What is needed —
Scan the lines below; pull out those with "from".

Input data —
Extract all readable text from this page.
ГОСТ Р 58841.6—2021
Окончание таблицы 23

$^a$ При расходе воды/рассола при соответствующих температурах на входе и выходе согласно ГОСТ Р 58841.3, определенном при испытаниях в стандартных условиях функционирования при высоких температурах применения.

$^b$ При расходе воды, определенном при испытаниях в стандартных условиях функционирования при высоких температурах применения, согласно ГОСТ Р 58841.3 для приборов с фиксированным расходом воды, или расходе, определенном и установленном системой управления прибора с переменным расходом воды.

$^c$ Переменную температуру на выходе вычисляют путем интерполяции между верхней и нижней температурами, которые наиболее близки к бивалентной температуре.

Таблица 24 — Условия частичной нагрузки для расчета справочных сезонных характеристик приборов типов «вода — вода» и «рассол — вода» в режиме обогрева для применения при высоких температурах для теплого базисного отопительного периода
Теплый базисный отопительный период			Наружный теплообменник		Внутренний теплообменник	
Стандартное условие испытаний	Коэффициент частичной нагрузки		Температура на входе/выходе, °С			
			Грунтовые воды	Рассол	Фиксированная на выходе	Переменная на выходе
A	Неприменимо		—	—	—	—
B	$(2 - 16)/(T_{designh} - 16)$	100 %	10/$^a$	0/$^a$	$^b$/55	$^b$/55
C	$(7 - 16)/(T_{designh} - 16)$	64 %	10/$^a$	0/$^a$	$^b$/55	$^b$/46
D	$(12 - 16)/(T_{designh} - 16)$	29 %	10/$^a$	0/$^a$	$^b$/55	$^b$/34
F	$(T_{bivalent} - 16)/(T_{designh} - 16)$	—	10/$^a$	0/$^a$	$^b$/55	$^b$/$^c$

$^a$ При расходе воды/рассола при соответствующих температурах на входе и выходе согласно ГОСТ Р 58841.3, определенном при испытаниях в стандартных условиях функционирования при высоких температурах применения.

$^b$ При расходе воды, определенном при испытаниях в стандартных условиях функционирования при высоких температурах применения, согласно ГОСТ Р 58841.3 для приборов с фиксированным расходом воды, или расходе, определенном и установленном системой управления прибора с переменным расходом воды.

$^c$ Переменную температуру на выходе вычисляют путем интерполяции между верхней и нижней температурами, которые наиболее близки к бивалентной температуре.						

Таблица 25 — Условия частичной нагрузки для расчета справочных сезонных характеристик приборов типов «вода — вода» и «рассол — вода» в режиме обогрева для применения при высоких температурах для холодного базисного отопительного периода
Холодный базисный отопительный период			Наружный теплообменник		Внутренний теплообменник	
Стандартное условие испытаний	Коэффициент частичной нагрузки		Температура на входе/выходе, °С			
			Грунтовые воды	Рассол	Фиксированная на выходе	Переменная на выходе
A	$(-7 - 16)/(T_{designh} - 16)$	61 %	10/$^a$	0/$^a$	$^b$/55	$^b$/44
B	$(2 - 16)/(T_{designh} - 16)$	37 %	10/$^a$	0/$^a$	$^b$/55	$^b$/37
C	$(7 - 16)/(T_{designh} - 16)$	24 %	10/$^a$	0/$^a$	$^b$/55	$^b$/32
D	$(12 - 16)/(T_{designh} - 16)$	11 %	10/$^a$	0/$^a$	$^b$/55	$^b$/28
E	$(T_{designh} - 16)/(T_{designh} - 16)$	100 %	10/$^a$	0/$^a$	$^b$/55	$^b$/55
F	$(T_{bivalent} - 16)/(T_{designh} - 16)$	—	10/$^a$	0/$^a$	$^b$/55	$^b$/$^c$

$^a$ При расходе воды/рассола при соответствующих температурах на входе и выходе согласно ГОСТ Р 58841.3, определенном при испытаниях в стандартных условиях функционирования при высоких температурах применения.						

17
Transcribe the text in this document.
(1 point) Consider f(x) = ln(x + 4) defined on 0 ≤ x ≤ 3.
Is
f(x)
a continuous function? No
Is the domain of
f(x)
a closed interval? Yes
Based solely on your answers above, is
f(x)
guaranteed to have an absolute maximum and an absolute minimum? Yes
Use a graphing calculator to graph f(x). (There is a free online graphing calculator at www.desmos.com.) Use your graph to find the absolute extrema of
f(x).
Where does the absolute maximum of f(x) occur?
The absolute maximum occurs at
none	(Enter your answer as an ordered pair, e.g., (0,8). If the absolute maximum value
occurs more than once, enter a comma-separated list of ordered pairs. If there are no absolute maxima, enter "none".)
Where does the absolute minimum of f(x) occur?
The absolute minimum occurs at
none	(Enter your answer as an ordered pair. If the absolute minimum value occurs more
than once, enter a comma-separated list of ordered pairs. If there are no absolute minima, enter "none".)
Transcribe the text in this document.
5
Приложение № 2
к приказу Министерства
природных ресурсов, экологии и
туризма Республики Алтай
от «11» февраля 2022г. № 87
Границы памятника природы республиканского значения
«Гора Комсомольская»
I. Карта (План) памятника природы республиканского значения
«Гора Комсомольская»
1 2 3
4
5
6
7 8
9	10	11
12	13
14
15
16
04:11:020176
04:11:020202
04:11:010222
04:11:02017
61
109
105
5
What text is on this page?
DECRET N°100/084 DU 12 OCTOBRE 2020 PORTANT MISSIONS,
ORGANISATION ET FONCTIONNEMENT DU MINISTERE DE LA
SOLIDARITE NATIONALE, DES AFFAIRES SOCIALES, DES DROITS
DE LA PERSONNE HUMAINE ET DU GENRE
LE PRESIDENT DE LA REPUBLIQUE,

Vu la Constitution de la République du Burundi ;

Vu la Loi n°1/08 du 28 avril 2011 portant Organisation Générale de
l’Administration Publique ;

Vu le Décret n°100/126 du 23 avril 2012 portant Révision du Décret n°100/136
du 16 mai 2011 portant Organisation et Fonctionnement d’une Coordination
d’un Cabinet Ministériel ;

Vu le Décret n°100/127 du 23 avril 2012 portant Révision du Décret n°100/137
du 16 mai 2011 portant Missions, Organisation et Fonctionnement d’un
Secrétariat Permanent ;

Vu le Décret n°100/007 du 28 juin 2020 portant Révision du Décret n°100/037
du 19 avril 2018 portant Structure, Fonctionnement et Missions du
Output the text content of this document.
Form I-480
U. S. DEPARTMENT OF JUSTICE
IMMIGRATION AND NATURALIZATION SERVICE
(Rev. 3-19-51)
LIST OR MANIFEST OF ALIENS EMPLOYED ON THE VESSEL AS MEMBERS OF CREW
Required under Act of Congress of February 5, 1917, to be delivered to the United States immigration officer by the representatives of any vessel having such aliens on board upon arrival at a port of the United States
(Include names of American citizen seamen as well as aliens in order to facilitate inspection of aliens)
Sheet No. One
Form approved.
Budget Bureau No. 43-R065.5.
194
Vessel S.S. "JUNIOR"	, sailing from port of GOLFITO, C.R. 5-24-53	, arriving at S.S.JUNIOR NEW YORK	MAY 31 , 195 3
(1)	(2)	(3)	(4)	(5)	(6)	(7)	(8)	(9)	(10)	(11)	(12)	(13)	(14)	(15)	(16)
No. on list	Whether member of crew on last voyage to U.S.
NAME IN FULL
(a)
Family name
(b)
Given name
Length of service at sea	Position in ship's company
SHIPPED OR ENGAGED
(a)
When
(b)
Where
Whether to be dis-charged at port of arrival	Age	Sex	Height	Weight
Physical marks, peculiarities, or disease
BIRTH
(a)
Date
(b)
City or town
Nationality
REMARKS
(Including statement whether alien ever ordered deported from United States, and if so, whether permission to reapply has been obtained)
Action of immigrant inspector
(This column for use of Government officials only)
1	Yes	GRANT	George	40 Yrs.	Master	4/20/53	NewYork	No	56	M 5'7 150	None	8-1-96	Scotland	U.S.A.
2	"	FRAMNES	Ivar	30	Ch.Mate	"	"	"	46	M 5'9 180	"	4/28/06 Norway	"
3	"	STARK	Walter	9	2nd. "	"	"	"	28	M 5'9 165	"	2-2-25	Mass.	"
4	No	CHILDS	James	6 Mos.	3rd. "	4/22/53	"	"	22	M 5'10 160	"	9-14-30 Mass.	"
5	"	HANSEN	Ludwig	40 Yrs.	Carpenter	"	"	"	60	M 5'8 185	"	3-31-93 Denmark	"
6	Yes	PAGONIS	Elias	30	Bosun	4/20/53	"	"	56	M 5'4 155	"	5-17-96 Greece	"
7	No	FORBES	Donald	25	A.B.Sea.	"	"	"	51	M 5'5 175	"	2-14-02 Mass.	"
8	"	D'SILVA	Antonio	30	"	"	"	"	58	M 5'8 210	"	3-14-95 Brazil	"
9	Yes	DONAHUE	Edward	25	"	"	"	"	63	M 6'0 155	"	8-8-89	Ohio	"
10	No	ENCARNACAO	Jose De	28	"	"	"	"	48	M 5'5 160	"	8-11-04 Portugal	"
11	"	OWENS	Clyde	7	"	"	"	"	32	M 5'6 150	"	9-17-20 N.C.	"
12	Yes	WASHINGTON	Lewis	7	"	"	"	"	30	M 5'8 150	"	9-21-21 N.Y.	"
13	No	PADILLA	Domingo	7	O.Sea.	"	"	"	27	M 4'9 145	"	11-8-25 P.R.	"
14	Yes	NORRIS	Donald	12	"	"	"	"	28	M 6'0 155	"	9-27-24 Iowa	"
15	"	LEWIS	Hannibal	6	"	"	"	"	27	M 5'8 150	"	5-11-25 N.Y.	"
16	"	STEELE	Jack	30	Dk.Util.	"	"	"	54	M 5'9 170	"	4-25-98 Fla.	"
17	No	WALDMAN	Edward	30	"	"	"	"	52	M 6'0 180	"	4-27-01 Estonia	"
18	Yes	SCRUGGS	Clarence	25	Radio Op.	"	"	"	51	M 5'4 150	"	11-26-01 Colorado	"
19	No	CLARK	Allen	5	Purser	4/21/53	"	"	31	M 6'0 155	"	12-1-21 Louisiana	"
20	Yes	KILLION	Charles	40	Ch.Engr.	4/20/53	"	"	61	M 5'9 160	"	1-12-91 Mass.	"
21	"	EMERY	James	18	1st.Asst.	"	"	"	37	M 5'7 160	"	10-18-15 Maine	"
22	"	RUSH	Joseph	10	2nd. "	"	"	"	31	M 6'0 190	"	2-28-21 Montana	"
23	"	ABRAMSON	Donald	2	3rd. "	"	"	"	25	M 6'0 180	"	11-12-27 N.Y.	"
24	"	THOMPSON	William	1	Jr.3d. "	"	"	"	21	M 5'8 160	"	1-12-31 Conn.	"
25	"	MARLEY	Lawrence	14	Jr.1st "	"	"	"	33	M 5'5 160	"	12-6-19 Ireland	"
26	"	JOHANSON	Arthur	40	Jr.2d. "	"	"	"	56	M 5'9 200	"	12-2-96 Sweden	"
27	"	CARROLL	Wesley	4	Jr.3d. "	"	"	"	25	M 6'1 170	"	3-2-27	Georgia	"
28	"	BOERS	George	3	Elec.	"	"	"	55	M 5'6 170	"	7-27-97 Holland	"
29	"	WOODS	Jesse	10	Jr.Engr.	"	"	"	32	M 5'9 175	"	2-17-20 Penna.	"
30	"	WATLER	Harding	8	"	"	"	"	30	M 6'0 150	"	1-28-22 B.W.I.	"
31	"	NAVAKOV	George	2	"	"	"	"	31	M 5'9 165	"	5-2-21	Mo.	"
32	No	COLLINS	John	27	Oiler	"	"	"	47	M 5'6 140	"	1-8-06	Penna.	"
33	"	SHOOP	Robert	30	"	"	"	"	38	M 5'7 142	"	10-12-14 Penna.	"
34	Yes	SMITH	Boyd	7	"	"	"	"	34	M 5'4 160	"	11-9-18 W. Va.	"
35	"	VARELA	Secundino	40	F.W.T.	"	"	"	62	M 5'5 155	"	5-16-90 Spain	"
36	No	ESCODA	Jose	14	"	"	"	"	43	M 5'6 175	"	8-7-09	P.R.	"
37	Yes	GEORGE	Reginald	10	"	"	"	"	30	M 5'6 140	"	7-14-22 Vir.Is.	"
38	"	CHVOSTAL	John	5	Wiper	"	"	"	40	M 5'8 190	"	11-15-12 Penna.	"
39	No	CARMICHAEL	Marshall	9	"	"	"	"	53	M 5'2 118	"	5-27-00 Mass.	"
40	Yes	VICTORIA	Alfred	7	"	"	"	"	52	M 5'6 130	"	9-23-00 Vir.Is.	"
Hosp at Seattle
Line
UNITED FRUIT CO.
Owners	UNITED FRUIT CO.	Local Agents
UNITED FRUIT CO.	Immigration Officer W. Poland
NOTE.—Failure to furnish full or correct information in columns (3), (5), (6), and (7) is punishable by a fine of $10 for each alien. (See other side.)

Solution below —
Extract all readable text from this page.
Vessel S.S. "JUNIOR"	, sailing from port of GOLFITO, C.R. 5-24-53	, arriving at S.S.JUNIOR NEW YORK	MAY 31 , 195 3
(Including statement whether alien ever ordered deported from United States, and if so, whether permission to reapply has been obtained)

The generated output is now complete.